Given problem:
Return the whole listing, keeping every character the same.

[A block of data]
• • •

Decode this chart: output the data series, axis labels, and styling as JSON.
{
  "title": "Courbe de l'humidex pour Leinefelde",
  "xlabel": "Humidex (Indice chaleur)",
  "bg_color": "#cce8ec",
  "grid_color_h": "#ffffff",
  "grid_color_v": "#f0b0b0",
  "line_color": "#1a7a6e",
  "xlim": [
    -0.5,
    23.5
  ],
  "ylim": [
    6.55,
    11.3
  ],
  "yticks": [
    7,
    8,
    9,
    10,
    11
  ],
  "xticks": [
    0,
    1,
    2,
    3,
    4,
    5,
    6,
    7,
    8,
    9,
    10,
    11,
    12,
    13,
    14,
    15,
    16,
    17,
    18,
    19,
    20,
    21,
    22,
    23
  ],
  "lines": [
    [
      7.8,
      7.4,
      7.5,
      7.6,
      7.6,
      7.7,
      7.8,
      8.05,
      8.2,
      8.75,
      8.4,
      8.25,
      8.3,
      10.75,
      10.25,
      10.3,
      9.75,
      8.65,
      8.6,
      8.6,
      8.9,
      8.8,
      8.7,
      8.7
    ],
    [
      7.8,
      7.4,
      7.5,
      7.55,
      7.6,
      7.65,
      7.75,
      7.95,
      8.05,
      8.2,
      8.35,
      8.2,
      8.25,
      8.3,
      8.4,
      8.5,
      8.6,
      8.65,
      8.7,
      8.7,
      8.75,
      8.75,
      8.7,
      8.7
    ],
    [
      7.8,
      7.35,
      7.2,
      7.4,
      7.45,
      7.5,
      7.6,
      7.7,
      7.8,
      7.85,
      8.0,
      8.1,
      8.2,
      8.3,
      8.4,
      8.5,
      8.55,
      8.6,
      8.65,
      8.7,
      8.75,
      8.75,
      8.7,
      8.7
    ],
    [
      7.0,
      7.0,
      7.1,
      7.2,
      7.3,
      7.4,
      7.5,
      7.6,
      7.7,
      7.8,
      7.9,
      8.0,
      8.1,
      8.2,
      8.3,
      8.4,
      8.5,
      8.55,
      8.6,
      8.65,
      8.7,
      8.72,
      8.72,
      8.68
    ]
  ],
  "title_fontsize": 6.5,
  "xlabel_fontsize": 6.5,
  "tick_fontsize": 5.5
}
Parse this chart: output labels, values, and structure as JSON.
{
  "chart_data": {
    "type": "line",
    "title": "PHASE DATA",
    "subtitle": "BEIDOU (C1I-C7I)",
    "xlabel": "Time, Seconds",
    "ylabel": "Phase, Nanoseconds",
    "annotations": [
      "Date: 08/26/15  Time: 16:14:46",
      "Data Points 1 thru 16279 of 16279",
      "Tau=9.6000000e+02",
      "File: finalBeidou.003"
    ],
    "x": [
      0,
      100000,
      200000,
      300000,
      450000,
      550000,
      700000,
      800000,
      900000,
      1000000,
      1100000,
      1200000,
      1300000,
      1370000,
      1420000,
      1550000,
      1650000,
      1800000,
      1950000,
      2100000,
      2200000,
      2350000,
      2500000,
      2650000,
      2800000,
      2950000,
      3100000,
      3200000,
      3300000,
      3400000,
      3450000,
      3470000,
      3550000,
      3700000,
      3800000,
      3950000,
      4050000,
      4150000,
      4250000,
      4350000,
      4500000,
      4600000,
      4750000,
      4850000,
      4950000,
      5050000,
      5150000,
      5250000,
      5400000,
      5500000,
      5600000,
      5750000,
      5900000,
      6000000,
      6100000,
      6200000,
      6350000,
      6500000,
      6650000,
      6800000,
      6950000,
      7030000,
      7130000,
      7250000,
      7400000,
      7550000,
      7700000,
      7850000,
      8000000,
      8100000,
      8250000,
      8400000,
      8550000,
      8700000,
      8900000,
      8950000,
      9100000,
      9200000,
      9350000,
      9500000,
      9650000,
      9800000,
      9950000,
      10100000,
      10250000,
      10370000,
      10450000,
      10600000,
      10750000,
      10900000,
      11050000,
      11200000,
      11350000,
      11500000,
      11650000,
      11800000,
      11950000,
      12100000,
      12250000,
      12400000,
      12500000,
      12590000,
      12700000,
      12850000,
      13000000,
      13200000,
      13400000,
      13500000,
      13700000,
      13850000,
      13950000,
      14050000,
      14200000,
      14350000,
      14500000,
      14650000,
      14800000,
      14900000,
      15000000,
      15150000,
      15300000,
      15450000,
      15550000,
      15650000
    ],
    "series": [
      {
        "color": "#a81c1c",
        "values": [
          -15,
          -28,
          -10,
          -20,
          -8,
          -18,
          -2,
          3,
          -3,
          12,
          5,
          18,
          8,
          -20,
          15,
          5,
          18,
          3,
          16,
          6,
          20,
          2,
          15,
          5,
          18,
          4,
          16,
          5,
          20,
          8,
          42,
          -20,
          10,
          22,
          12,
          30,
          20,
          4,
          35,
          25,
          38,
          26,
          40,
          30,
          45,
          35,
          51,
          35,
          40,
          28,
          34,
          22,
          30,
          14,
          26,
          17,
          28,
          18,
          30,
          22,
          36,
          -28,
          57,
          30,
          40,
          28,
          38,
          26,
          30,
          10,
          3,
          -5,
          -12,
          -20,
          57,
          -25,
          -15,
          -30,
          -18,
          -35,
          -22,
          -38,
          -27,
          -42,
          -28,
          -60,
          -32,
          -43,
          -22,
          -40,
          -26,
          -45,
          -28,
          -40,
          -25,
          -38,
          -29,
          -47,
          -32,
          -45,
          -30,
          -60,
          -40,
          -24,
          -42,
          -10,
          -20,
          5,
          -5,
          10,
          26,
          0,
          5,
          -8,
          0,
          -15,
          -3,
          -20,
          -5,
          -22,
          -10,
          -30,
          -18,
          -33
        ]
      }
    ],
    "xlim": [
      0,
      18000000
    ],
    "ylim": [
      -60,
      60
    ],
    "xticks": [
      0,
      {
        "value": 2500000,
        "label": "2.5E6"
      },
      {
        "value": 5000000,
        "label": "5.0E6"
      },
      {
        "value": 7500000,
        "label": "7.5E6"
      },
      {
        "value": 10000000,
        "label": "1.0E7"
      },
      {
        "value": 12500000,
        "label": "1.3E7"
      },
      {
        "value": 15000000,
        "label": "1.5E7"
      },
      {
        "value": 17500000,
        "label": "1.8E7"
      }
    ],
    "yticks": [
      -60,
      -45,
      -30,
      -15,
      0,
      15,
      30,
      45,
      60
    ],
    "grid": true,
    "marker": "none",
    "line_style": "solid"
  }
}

• • •

Worked solution:
Decode this chart: output the data series, axis labels, and styling as JSON.
{
  "title": "Courbe de l'humidex pour Leinefelde",
  "xlabel": "Humidex (Indice chaleur)",
  "bg_color": "#cce8ec",
  "grid_color_h": "#ffffff",
  "grid_color_v": "#f0b0b0",
  "line_color": "#1a7a6e",
  "xlim": [
    -0.5,
    23.5
  ],
  "ylim": [
    6.55,
    11.3
  ],
  "yticks": [
    7,
    8,
    9,
    10,
    11
  ],
  "xticks": [
    0,
    1,
    2,
    3,
    4,
    5,
    6,
    7,
    8,
    9,
    10,
    11,
    12,
    13,
    14,
    15,
    16,
    17,
    18,
    19,
    20,
    21,
    22,
    23
  ],
  "lines": [
    [
      7.8,
      7.4,
      7.5,
      7.6,
      7.6,
      7.7,
      7.8,
      8.05,
      8.2,
      8.75,
      8.4,
      8.25,
      8.3,
      10.75,
      10.25,
      10.3,
      9.75,
      8.65,
      8.6,
      8.6,
      8.9,
      8.8,
      8.7,
      8.7
    ],
    [
      7.8,
      7.4,
      7.5,
      7.55,
      7.6,
      7.65,
      7.75,
      7.95,
      8.05,
      8.2,
      8.35,
      8.2,
      8.25,
      8.3,
      8.4,
      8.5,
      8.6,
      8.65,
      8.7,
      8.7,
      8.75,
      8.75,
      8.7,
      8.7
    ],
    [
      7.8,
      7.35,
      7.2,
      7.4,
      7.45,
      7.5,
      7.6,
      7.7,
      7.8,
      7.85,
      8.0,
      8.1,
      8.2,
      8.3,
      8.4,
      8.5,
      8.55,
      8.6,
      8.65,
      8.7,
      8.75,
      8.75,
      8.7,
      8.7
    ],
    [
      7.0,
      7.0,
      7.1,
      7.2,
      7.3,
      7.4,
      7.5,
      7.6,
      7.7,
      7.8,
      7.9,
      8.0,
      8.1,
      8.2,
      8.3,
      8.4,
      8.5,
      8.55,
      8.6,
      8.65,
      8.7,
      8.72,
      8.72,
      8.68
    ]
  ],
  "title_fontsize": 6.5,
  "xlabel_fontsize": 6.5,
  "tick_fontsize": 5.5
}
Parse this chart: output labels, values, and structure as JSON.
{
  "chart_data": {
    "type": "line",
    "title": "PHASE DATA",
    "subtitle": "BEIDOU (C1I-C7I)",
    "xlabel": "Time, Seconds",
    "ylabel": "Phase, Nanoseconds",
    "annotations": [
      "Date: 08/26/15  Time: 16:14:46",
      "Data Points 1 thru 16279 of 16279",
      "Tau=9.6000000e+02",
      "File: finalBeidou.003"
    ],
    "x": [
      0,
      100000,
      200000,
      300000,
      450000,
      550000,
      700000,
      800000,
      900000,
      1000000,
      1100000,
      1200000,
      1300000,
      1370000,
      1420000,
      1550000,
      1650000,
      1800000,
      1950000,
      2100000,
      2200000,
      2350000,
      2500000,
      2650000,
      2800000,
      2950000,
      3100000,
      3200000,
      3300000,
      3400000,
      3450000,
      3470000,
      3550000,
      3700000,
      3800000,
      3950000,
      4050000,
      4150000,
      4250000,
      4350000,
      4500000,
      4600000,
      4750000,
      4850000,
      4950000,
      5050000,
      5150000,
      5250000,
      5400000,
      5500000,
      5600000,
      5750000,
      5900000,
      6000000,
      6100000,
      6200000,
      6350000,
      6500000,
      6650000,
      6800000,
      6950000,
      7030000,
      7130000,
      7250000,
      7400000,
      7550000,
      7700000,
      7850000,
      8000000,
      8100000,
      8250000,
      8400000,
      8550000,
      8700000,
      8900000,
      8950000,
      9100000,
      9200000,
      9350000,
      9500000,
      9650000,
      9800000,
      9950000,
      10100000,
      10250000,
      10370000,
      10450000,
      10600000,
      10750000,
      10900000,
      11050000,
      11200000,
      11350000,
      11500000,
      11650000,
      11800000,
      11950000,
      12100000,
      12250000,
      12400000,
      12500000,
      12590000,
      12700000,
      12850000,
      13000000,
      13200000,
      13400000,
      13500000,
      13700000,
      13850000,
      13950000,
      14050000,
      14200000,
      14350000,
      14500000,
      14650000,
      14800000,
      14900000,
      15000000,
      15150000,
      15300000,
      15450000,
      15550000,
      15650000
    ],
    "series": [
      {
        "color": "#a81c1c",
        "values": [
          -15,
          -28,
          -10,
          -20,
          -8,
          -18,
          -2,
          3,
          -3,
          12,
          5,
          18,
          8,
          -20,
          15,
          5,
          18,
          3,
          16,
          6,
          20,
          2,
          15,
          5,
          18,
          4,
          16,
          5,
          20,
          8,
          42,
          -20,
          10,
          22,
          12,
          30,
          20,
          4,
          35,
          25,
          38,
          26,
          40,
          30,
          45,
          35,
          51,
          35,
          40,
          28,
          34,
          22,
          30,
          14,
          26,
          17,
          28,
          18,
          30,
          22,
          36,
          -28,
          57,
          30,
          40,
          28,
          38,
          26,
          30,
          10,
          3,
          -5,
          -12,
          -20,
          57,
          -25,
          -15,
          -30,
          -18,
          -35,
          -22,
          -38,
          -27,
          -42,
          -28,
          -60,
          -32,
          -43,
          -22,
          -40,
          -26,
          -45,
          -28,
          -40,
          -25,
          -38,
          -29,
          -47,
          -32,
          -45,
          -30,
          -60,
          -40,
          -24,
          -42,
          -10,
          -20,
          5,
          -5,
          10,
          26,
          0,
          5,
          -8,
          0,
          -15,
          -3,
          -20,
          -5,
          -22,
          -10,
          -30,
          -18,
          -33
        ]
      }
    ],
    "xlim": [
      0,
      18000000
    ],
    "ylim": [
      -60,
      60
    ],
    "xticks": [
      0,
      {
        "value": 2500000,
        "label": "2.5E6"
      },
      {
        "value": 5000000,
        "label": "5.0E6"
      },
      {
        "value": 7500000,
        "label": "7.5E6"
      },
      {
        "value": 10000000,
        "label": "1.0E7"
      },
      {
        "value": 12500000,
        "label": "1.3E7"
      },
      {
        "value": 15000000,
        "label": "1.5E7"
      },
      {
        "value": 17500000,
        "label": "1.8E7"
      }
    ],
    "yticks": [
      -60,
      -45,
      -30,
      -15,
      0,
      15,
      30,
      45,
      60
    ],
    "grid": true,
    "marker": "none",
    "line_style": "solid"
  }
}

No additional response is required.